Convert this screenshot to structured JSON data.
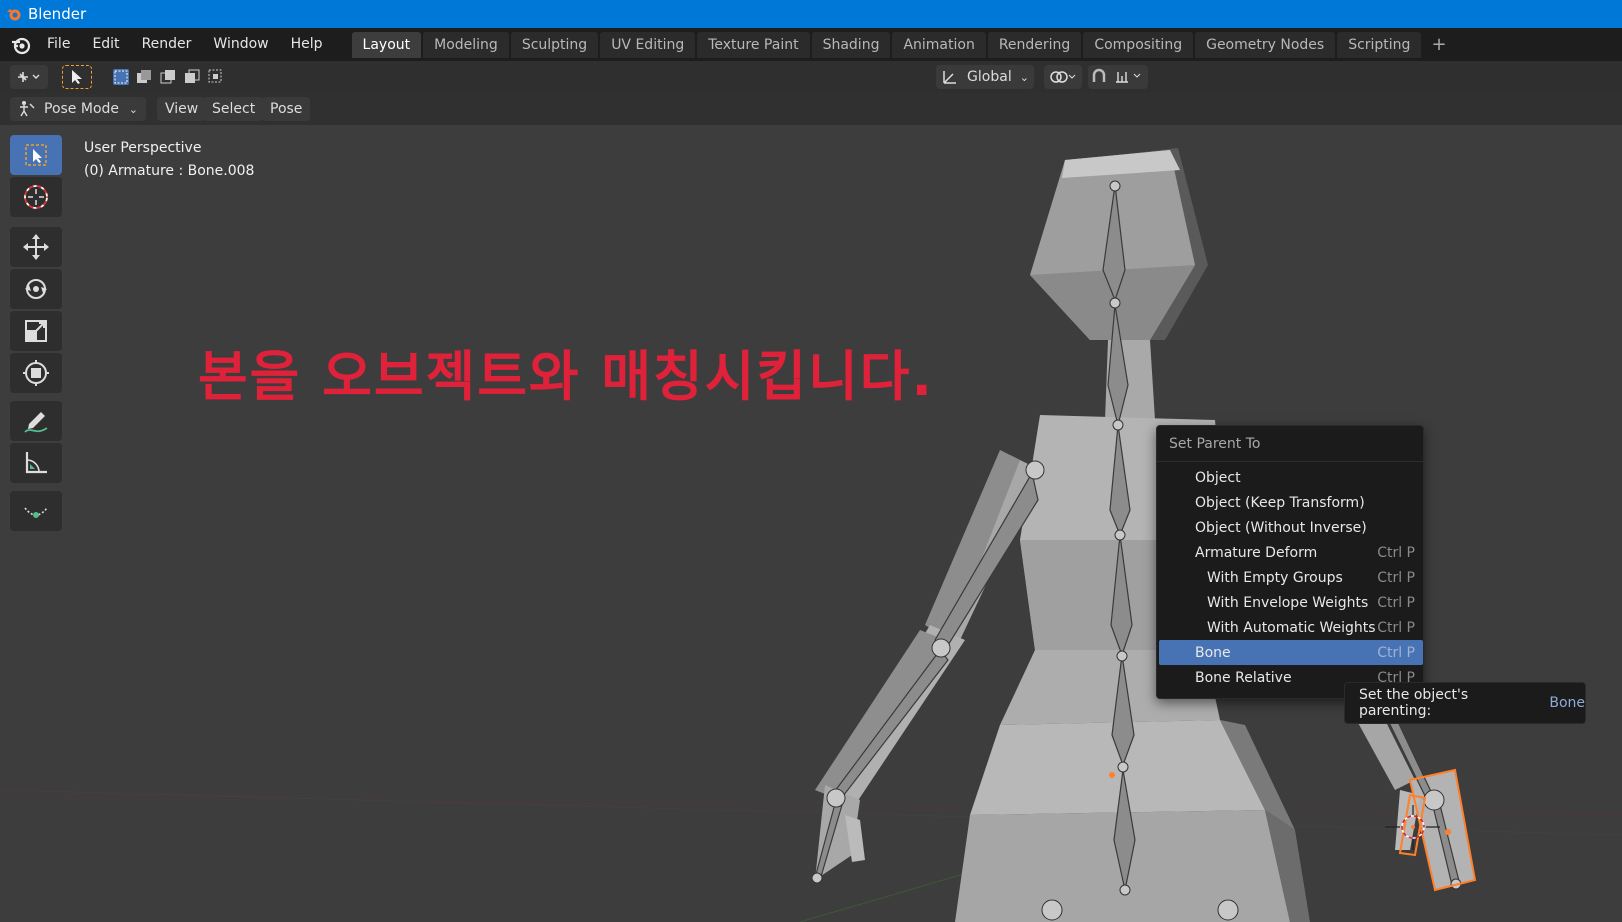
{
  "window": {
    "title": "Blender"
  },
  "menu": [
    "File",
    "Edit",
    "Render",
    "Window",
    "Help"
  ],
  "workspaces": [
    "Layout",
    "Modeling",
    "Sculpting",
    "UV Editing",
    "Texture Paint",
    "Shading",
    "Animation",
    "Rendering",
    "Compositing",
    "Geometry Nodes",
    "Scripting"
  ],
  "active_workspace": "Layout",
  "tool_header": {
    "orientation": "Global"
  },
  "header": {
    "mode": "Pose Mode",
    "view": "View",
    "select": "Select",
    "pose": "Pose"
  },
  "viewport": {
    "perspective": "User Perspective",
    "object_info": "(0) Armature : Bone.008",
    "overlay_text": "본을 오브젝트와 매칭시킵니다."
  },
  "popup": {
    "title": "Set Parent To",
    "items": [
      {
        "label": "Object",
        "shortcut": ""
      },
      {
        "label": "Object (Keep Transform)",
        "shortcut": ""
      },
      {
        "label": "Object (Without Inverse)",
        "shortcut": ""
      },
      {
        "label": "Armature Deform",
        "shortcut": "Ctrl P"
      },
      {
        "label": "With Empty Groups",
        "shortcut": "Ctrl P"
      },
      {
        "label": "With Envelope Weights",
        "shortcut": "Ctrl P"
      },
      {
        "label": "With Automatic Weights",
        "shortcut": "Ctrl P"
      },
      {
        "label": "Bone",
        "shortcut": "Ctrl P"
      },
      {
        "label": "Bone Relative",
        "shortcut": "Ctrl P"
      }
    ],
    "active_item": "Bone"
  },
  "tooltip": {
    "text": "Set the object's parenting:",
    "value": "Bone"
  },
  "colors": {
    "accent": "#4772b3",
    "titlebar": "#0078d7",
    "overlay_text": "#e0213a",
    "selection": "#ff7f2a"
  },
  "icons": [
    "blender-logo-icon",
    "select-box-icon",
    "cursor-icon",
    "move-icon",
    "rotate-icon",
    "scale-icon",
    "transform-icon",
    "annotate-icon",
    "measure-icon",
    "bone-relax-icon"
  ]
}
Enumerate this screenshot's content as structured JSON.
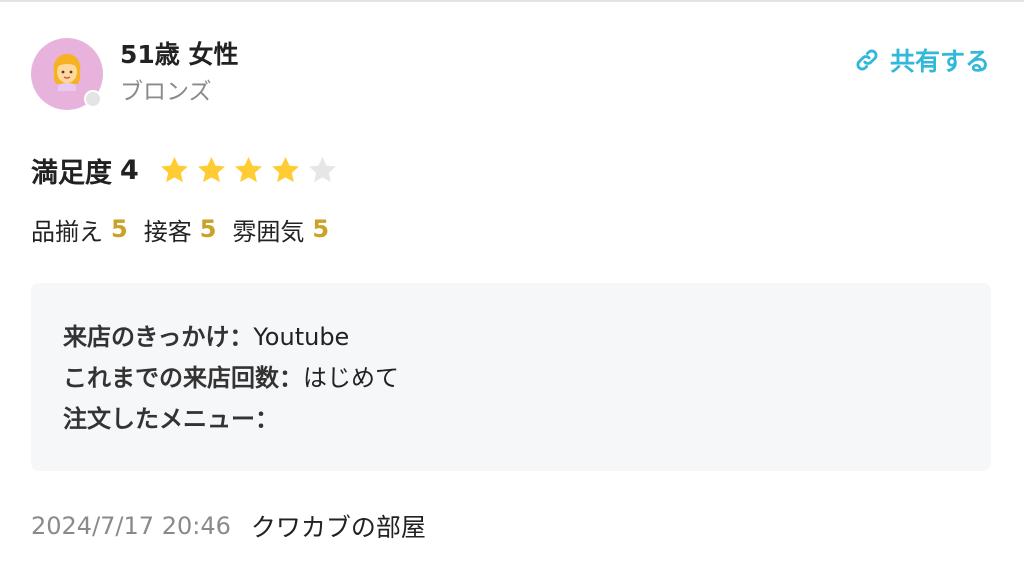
{
  "user": {
    "name": "51歳 女性",
    "rank": "ブロンズ",
    "avatar_icon": "woman-emoji-icon"
  },
  "share": {
    "label": "共有する",
    "icon": "link-icon",
    "color": "#32b8d8"
  },
  "rating": {
    "label": "満足度",
    "value": "4",
    "stars_filled": 4,
    "stars_total": 5,
    "star_color": "#ffcc33",
    "star_empty_color": "#e6e6e6"
  },
  "sub_ratings": [
    {
      "label": "品揃え",
      "value": "5"
    },
    {
      "label": "接客",
      "value": "5"
    },
    {
      "label": "雰囲気",
      "value": "5"
    }
  ],
  "details": [
    {
      "key": "来店のきっかけ：",
      "value": "Youtube"
    },
    {
      "key": "これまでの来店回数：",
      "value": "はじめて"
    },
    {
      "key": "注文したメニュー：",
      "value": ""
    }
  ],
  "footer": {
    "date": "2024/7/17 20:46",
    "shop": "クワカブの部屋"
  }
}
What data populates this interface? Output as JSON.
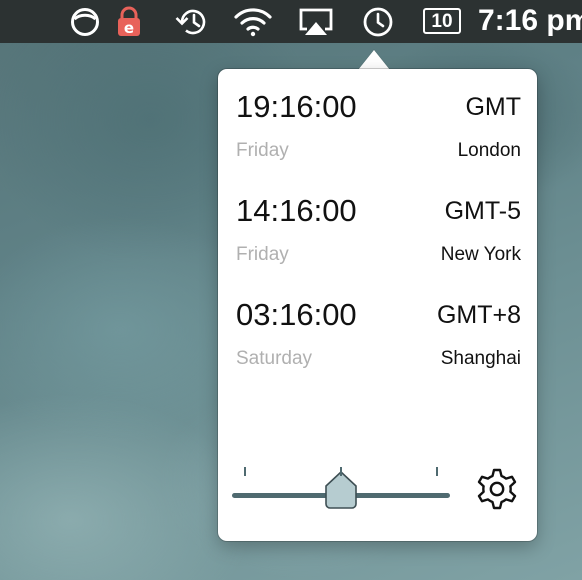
{
  "menubar": {
    "icons": [
      "half-circle-status-icon",
      "lock-e-icon",
      "time-machine-icon",
      "wifi-icon",
      "airplay-icon",
      "clock-icon",
      "calendar-date-icon"
    ],
    "date_badge": "10",
    "clock_text": "7:16 pm"
  },
  "zones": [
    {
      "time": "19:16:00",
      "offset": "GMT",
      "day": "Friday",
      "city": "London"
    },
    {
      "time": "14:16:00",
      "offset": "GMT-5",
      "day": "Friday",
      "city": "New York"
    },
    {
      "time": "03:16:00",
      "offset": "GMT+8",
      "day": "Saturday",
      "city": "Shanghai"
    }
  ],
  "slider": {
    "value": 0.5,
    "tick_positions": [
      0.06,
      0.5,
      0.94
    ]
  },
  "colors": {
    "menubar_bg": "#2c3232",
    "slider_track": "#4f6a70",
    "slider_thumb": "#b6ccd0",
    "secondary_text": "#b0b0b0",
    "lock_icon": "#e8625a"
  }
}
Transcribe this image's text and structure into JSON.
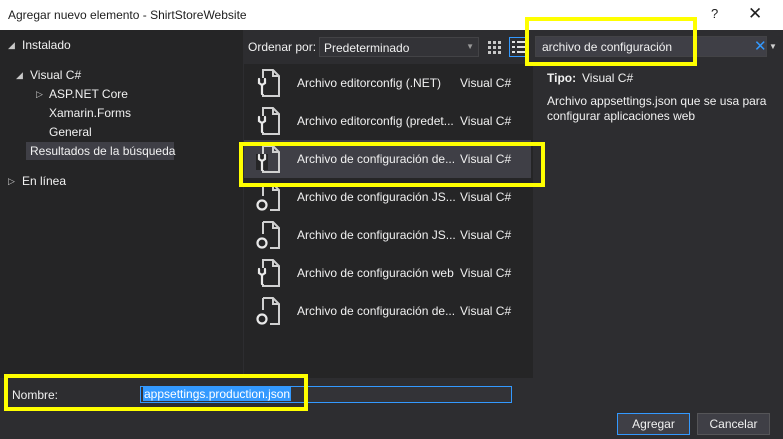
{
  "window": {
    "title": "Agregar nuevo elemento - ShirtStoreWebsite",
    "help": "?",
    "close": "✕"
  },
  "tree": {
    "installed": "Instalado",
    "visual_csharp": "Visual C#",
    "aspnet": "ASP.NET Core",
    "xamarin": "Xamarin.Forms",
    "general": "General",
    "results": "Resultados de la búsqueda",
    "online": "En línea"
  },
  "toolbar": {
    "sort_label": "Ordenar por:",
    "sort_value": "Predeterminado"
  },
  "search": {
    "value": "archivo de configuración",
    "clear": "✕"
  },
  "items": [
    {
      "name": "Archivo editorconfig (.NET)",
      "type": "Visual C#",
      "icon": "wrench-file-icon"
    },
    {
      "name": "Archivo editorconfig (predet...",
      "type": "Visual C#",
      "icon": "wrench-file-icon"
    },
    {
      "name": "Archivo de configuración de...",
      "type": "Visual C#",
      "icon": "wrench-file-icon"
    },
    {
      "name": "Archivo de configuración JS...",
      "type": "Visual C#",
      "icon": "js-file-icon"
    },
    {
      "name": "Archivo de configuración JS...",
      "type": "Visual C#",
      "icon": "js-file-icon"
    },
    {
      "name": "Archivo de configuración web",
      "type": "Visual C#",
      "icon": "wrench-file-icon"
    },
    {
      "name": "Archivo de configuración de...",
      "type": "Visual C#",
      "icon": "js-file-icon"
    }
  ],
  "selected_index": 2,
  "details": {
    "type_label": "Tipo:",
    "type_value": "Visual C#",
    "description": "Archivo appsettings.json que se usa para configurar aplicaciones web"
  },
  "bottom": {
    "name_label": "Nombre:",
    "name_value": "appsettings.production.json",
    "add_button": "Agregar",
    "cancel_button": "Cancelar"
  },
  "colors": {
    "accent": "#3399ff",
    "highlight": "#ffff00",
    "background": "#2d2d30"
  }
}
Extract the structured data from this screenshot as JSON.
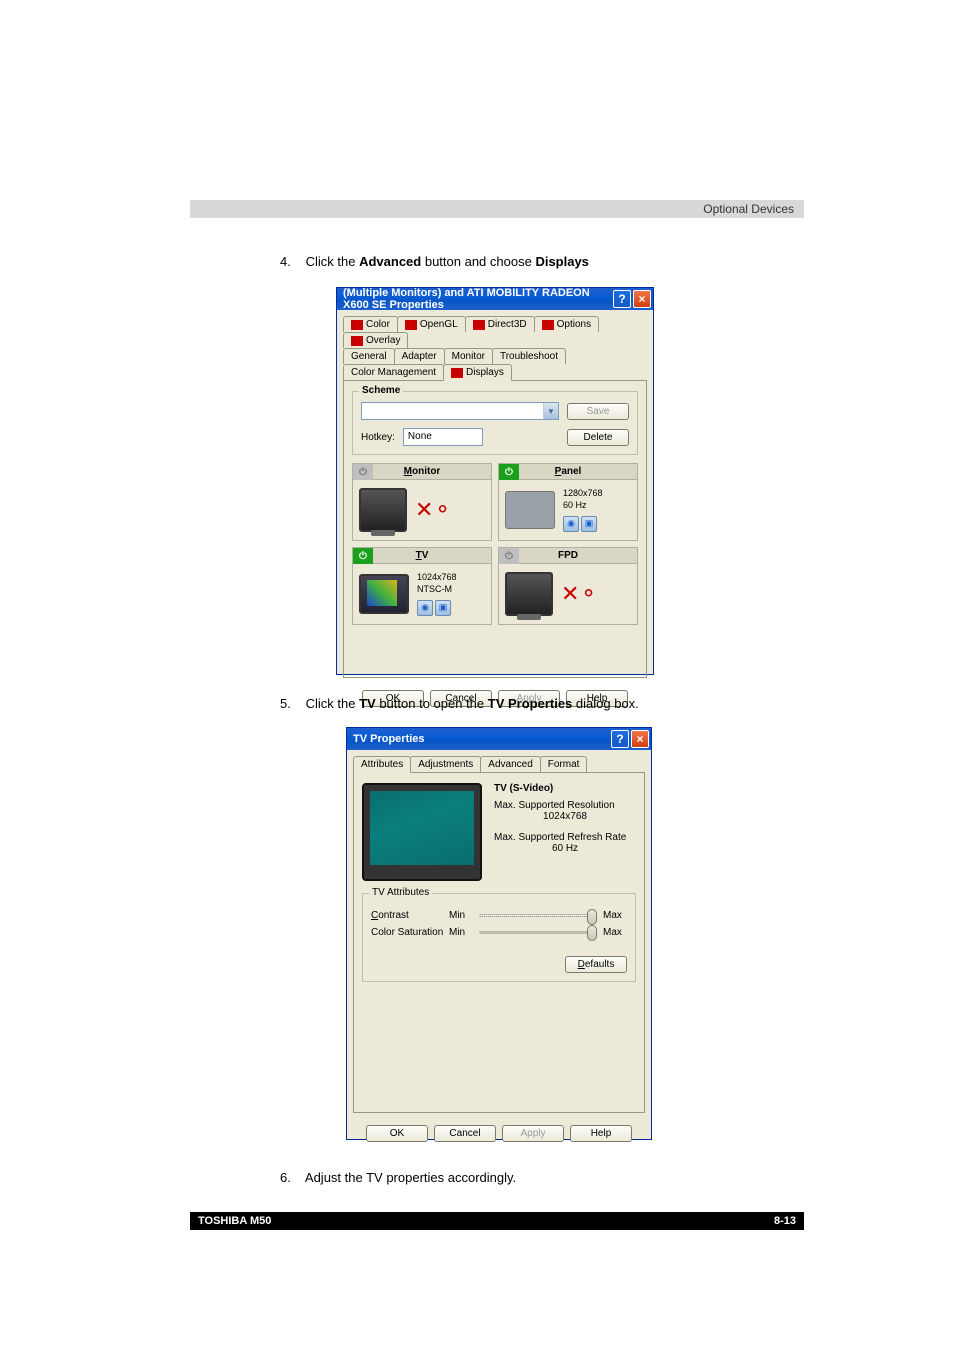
{
  "header": {
    "section_title": "Optional Devices"
  },
  "steps": {
    "s4_num": "4.",
    "s4_pre": "Click the ",
    "s4_b1": "Advanced",
    "s4_mid": " button and choose ",
    "s4_b2": "Displays",
    "s5_num": "5.",
    "s5_pre": "Click the ",
    "s5_b1": "TV",
    "s5_mid": " button to open the ",
    "s5_b2": "TV Properties",
    "s5_post": " dialog box.",
    "s6_num": "6.",
    "s6_text": "Adjust the TV properties accordingly."
  },
  "dialog1": {
    "title": "(Multiple Monitors) and ATI MOBILITY RADEON X600 SE Properties",
    "tabs_row1": {
      "color": "Color",
      "opengl": "OpenGL",
      "d3d": "Direct3D",
      "options": "Options",
      "overlay": "Overlay"
    },
    "tabs_row2": {
      "general": "General",
      "adapter": "Adapter",
      "monitor": "Monitor",
      "troubleshoot": "Troubleshoot",
      "colormgmt": "Color Management",
      "displays": "Displays"
    },
    "scheme": {
      "label": "Scheme",
      "hotkey_label": "Hotkey:",
      "hotkey_value": "None",
      "save": "Save",
      "delete": "Delete"
    },
    "cells": {
      "monitor": {
        "title": "Monitor"
      },
      "panel": {
        "title": "Panel",
        "res": "1280x768",
        "hz": "60 Hz"
      },
      "tv": {
        "title": "TV",
        "res": "1024x768",
        "mode": "NTSC-M"
      },
      "fpd": {
        "title": "FPD"
      }
    },
    "buttons": {
      "ok": "OK",
      "cancel": "Cancel",
      "apply": "Apply",
      "help": "Help"
    }
  },
  "dialog2": {
    "title": "TV Properties",
    "tabs": {
      "attributes": "Attributes",
      "adjustments": "Adjustments",
      "advanced": "Advanced",
      "format": "Format"
    },
    "info": {
      "heading": "TV (S-Video)",
      "maxres_label": "Max. Supported Resolution",
      "maxres_value": "1024x768",
      "maxhz_label": "Max. Supported Refresh Rate",
      "maxhz_value": "60 Hz"
    },
    "attrs": {
      "group": "TV Attributes",
      "contrast": "Contrast",
      "colorsat": "Color Saturation",
      "min": "Min",
      "max": "Max",
      "defaults": "Defaults"
    },
    "buttons": {
      "ok": "OK",
      "cancel": "Cancel",
      "apply": "Apply",
      "help": "Help"
    }
  },
  "footer": {
    "left": "TOSHIBA M50",
    "right": "8-13"
  }
}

-=-=-=-=-

(AIM OF THE TASK): Wherever "Armature" shows up in a line, copy that line.

(WRITTEN REPLY):
    "object_info": "(0) Armature : Bone.008",
        "label": "Armature Deform",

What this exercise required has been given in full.